Complete the following –
- a) In the forum thread on Fromm dog food, what two ingredients come first in the quoted ingredient list?
- b) Carry on the forum thread about Fromm dog food from the point where it stops.

*** Opening of Document segment ***

# fromm dog food



## jaws (Jan 13, 2008)

have anyone tried this food before


----------



## ::::COACH:::: (Apr 4, 2012)

I asked KMdogs this question as I feel he is very knowledgable about foods, here was his response:



KMdogs said:


> Fromm ingredients: Pork, Pork Meal, Oatmeal, Pearled Barley, Pea Protein, Brown Rice, White Rice, Dried Tomato Pomace, Whole Dried Egg, Sweet Potato, Pork Fat (preserved with mixed tocopherols and citric acid), Potato, Chicken, Applesauce, Cheese, Salmon Oil (preserved with mixed tocopherols), Flaxseed, Carrots, Broccoli, Cauliflower, Green Beans, Lecithin, Chicken Cartilage, Potassium Chloride, Cranberries, Blueberries, Salt, Chicory Root Extract, Alfalfa Sprouts, Yucca Schidigera Extract, Folic Acid, Parsley, Lactobacillus Acidophilus, Bifidobacterium Longum, Lactobacillus Plantarum, Enterococcous Faecium, Vitamin A, D3, E, B12 Supplements, Choline Bitartrate, Niacin, Pantothenic Acid, Ascorbic Acid, Riboflavin, Thiamine Mononitrate, Pyridoxine Hydrochloride, Biotin, Zinc Sulfate, Ferrous Sulfate, Manganous Sulfate, Copper Sulfate, Cobalt Carbonate, Calcium Iodate, Sorbic Acid, Iron Proteinate, Zinc Proteinate, Copper Proteinate, Manganese Proteinate, Sodium Selenite
> 
> The company is famous for splitting their ingredients to make it appealing at face value. If you look at the first two ingredients, "Pork" and "Pork Meal".. In reality it is just "Pork" which in the industry is a unspecific meat source. Think of it like a pack of hotdogs, you have some that contain 100% Beef while others will have "Beef" with "Chicken" or other random ingredients that make up the meat flavor. "Pork" in dog feed is the same concept..

*** Close of Document segment ***
*** Opening of Information supplied ***

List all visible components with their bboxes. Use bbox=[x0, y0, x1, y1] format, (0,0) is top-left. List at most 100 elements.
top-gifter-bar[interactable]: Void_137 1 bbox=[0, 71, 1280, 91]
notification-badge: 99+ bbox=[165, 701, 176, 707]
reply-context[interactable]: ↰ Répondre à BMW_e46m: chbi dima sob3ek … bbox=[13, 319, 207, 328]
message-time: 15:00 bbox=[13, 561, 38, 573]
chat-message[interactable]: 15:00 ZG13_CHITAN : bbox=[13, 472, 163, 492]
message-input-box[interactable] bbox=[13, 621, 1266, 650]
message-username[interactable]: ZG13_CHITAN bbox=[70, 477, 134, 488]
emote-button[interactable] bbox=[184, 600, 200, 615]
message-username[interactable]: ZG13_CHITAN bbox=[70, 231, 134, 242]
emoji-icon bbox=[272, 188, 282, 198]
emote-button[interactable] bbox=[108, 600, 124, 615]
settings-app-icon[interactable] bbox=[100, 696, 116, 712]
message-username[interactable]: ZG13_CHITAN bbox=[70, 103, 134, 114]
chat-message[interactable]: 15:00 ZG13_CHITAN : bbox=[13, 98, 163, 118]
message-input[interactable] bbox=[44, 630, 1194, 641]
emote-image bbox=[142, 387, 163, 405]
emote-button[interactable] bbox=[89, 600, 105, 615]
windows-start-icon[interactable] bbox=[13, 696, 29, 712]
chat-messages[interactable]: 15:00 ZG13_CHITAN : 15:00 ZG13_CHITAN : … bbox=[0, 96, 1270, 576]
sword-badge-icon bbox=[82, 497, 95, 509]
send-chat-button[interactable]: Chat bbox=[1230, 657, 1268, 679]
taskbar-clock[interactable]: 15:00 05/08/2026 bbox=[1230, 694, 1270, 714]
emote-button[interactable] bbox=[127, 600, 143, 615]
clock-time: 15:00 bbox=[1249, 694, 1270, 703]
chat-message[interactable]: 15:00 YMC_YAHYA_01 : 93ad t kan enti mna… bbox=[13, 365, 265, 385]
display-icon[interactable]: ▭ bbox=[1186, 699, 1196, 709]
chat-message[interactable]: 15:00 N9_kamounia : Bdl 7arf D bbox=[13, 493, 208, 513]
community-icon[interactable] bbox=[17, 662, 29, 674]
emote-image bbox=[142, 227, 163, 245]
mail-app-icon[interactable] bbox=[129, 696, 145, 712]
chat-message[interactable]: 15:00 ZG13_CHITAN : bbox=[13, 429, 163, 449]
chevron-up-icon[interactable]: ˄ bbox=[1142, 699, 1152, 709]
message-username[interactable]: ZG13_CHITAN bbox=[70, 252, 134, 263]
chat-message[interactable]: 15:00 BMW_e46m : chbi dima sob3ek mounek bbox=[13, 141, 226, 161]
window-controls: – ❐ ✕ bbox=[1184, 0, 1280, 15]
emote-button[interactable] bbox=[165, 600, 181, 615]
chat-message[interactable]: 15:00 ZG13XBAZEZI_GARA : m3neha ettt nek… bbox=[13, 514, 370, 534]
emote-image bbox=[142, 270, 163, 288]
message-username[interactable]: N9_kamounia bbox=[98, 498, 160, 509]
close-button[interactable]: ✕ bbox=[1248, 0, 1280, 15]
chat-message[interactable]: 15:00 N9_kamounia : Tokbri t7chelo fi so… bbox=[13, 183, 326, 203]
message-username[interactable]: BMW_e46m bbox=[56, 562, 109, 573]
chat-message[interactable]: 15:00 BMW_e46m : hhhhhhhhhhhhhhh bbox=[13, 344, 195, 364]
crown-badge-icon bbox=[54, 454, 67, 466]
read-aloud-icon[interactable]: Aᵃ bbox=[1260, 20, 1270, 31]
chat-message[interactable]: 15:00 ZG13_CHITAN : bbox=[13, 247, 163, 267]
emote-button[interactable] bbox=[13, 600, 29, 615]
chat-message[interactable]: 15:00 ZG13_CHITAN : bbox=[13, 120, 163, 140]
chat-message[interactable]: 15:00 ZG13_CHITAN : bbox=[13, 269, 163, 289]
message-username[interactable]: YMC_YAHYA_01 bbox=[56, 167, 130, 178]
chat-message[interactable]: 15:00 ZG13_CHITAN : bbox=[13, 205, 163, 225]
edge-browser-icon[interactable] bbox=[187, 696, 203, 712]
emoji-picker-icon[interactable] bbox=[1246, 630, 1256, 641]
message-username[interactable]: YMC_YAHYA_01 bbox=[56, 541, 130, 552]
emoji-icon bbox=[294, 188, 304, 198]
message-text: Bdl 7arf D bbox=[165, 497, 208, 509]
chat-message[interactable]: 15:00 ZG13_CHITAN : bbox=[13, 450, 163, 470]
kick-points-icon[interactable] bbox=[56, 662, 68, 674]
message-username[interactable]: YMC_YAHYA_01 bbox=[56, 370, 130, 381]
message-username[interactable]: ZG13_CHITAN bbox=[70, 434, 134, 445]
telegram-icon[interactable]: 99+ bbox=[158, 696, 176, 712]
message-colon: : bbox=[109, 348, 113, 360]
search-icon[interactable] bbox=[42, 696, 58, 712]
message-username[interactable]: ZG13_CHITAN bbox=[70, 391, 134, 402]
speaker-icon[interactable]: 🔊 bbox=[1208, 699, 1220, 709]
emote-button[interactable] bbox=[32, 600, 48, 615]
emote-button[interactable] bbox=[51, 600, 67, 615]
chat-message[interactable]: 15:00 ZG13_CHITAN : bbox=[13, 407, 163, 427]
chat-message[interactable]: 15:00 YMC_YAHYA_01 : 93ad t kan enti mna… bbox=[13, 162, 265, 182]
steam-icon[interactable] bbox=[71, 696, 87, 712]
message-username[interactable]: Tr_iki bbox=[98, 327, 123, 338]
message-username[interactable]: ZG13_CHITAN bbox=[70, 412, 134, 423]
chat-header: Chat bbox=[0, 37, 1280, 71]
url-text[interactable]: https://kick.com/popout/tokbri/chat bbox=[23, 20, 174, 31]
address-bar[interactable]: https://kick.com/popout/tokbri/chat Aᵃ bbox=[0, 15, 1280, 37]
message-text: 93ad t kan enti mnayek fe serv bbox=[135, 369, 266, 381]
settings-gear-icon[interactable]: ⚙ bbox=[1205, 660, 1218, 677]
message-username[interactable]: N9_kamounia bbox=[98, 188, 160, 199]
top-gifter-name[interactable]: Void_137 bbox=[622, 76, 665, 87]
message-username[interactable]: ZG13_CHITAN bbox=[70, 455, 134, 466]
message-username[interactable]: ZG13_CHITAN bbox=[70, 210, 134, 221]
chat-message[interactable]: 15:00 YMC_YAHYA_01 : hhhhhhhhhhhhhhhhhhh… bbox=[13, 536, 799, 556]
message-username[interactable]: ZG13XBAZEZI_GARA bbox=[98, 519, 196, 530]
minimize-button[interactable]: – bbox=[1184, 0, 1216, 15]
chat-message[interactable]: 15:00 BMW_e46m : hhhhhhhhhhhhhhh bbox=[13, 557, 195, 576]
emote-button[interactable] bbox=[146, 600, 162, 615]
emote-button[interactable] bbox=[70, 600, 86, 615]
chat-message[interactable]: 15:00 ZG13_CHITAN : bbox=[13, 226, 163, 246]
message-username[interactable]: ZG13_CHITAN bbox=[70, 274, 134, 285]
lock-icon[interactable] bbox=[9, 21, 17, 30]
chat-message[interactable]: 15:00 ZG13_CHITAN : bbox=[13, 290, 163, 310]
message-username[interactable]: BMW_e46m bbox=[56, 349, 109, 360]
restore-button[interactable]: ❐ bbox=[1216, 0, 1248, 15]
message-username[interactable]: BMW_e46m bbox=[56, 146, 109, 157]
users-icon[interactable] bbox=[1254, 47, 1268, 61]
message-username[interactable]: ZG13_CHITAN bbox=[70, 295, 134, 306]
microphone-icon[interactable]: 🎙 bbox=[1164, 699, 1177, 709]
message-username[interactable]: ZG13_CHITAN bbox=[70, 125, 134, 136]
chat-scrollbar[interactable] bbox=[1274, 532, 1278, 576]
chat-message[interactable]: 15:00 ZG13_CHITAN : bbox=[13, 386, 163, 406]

*** Close of Information supplied ***

Replies –
- a) Pork and Pork Meal.

- b)
> 
> ...


----------



## Jazzy&Veronica (Mar 18, 2011)

Been feeding it, I think for at least a year maybe longer. LOVE IT.

I did the dog food comparison test from the link in the sticky above and if I did it right...Fromm gets a 111 which = an A+

I feed the 4 star nutritionals line which is a line with several flavors, some of them grain free designed to be mixed and matched to give the dog variety.

I did the comparison on the Whitefish and potato variety.

Also if someone could clarify something in the above post...doesn't pork mean coming from a pig...I get that it doesn't specify what part of the pig...but what am I missing?

What I really like about Fromm is their stance on safety:
Food Safety - Fromm Family Foods

The fact that none of their ingredients come from China; and the fact that they've never been involved in a recall.


----------



## jaws (Jan 13, 2008)

The feed store buy me are having a sale. buy on large bag at $45 and get the 2nd one half off.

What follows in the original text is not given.